OBJECTIVE: Copy, in full, each line of the material that holds the word "JSON".

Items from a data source
◆ ◆ ◆ ◆ ◆
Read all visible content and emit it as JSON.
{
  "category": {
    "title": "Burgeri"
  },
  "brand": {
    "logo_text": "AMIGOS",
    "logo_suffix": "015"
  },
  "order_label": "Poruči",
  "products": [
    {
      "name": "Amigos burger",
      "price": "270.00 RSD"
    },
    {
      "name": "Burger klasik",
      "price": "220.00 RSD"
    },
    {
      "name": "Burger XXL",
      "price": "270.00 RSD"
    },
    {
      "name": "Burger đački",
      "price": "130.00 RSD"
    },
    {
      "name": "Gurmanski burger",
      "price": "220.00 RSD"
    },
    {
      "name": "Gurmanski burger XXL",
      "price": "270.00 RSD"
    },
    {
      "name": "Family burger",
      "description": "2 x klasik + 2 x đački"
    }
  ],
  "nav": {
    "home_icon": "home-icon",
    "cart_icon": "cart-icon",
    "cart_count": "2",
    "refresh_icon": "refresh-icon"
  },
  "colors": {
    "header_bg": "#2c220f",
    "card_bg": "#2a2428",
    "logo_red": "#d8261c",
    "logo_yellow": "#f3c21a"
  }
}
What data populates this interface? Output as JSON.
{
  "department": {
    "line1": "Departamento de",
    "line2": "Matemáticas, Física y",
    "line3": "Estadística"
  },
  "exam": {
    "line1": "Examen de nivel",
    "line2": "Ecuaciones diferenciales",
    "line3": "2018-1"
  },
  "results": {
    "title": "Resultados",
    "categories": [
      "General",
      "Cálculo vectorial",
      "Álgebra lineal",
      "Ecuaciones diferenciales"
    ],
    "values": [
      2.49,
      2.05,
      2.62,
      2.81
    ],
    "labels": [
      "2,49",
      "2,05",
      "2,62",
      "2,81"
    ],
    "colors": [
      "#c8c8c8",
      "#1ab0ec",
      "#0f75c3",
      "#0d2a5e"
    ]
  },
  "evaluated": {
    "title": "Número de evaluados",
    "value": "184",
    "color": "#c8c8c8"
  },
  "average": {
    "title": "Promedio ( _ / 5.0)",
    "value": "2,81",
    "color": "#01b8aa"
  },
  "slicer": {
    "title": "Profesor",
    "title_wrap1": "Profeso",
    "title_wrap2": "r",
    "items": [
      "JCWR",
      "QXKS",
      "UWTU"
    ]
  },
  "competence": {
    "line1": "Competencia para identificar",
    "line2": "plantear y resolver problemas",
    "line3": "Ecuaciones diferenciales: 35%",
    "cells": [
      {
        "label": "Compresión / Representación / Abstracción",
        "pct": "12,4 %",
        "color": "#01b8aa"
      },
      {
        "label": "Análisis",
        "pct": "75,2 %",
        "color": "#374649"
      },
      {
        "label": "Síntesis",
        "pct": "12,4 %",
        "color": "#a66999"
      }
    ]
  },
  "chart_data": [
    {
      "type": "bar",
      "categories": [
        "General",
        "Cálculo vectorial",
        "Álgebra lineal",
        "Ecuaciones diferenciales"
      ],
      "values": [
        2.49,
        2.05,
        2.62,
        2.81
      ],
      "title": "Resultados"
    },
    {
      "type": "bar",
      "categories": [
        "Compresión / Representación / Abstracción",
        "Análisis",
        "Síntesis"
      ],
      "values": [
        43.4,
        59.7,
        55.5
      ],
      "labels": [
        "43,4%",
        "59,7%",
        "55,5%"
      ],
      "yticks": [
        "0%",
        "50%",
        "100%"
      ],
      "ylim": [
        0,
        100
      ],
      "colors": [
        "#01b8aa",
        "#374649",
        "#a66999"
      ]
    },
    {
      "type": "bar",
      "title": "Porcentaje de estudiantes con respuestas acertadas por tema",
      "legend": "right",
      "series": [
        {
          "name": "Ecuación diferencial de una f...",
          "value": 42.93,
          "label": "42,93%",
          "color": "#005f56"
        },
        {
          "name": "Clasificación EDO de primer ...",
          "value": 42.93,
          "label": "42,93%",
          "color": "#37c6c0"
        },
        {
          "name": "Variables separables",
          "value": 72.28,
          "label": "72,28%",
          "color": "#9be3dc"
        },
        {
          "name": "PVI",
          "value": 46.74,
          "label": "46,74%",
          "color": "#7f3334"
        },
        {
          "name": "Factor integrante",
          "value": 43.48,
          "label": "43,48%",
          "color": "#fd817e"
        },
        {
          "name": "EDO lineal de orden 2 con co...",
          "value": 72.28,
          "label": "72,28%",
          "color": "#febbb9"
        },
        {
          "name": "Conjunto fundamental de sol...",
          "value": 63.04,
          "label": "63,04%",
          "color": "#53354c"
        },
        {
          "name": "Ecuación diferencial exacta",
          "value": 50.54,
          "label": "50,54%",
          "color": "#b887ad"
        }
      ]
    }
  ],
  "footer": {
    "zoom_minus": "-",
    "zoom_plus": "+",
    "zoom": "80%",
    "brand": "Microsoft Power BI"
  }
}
◆ ◆ ◆ ◆ ◆
ANSWER:
Read all visible content and emit it as JSON.
What data populates this interface? Output as JSON.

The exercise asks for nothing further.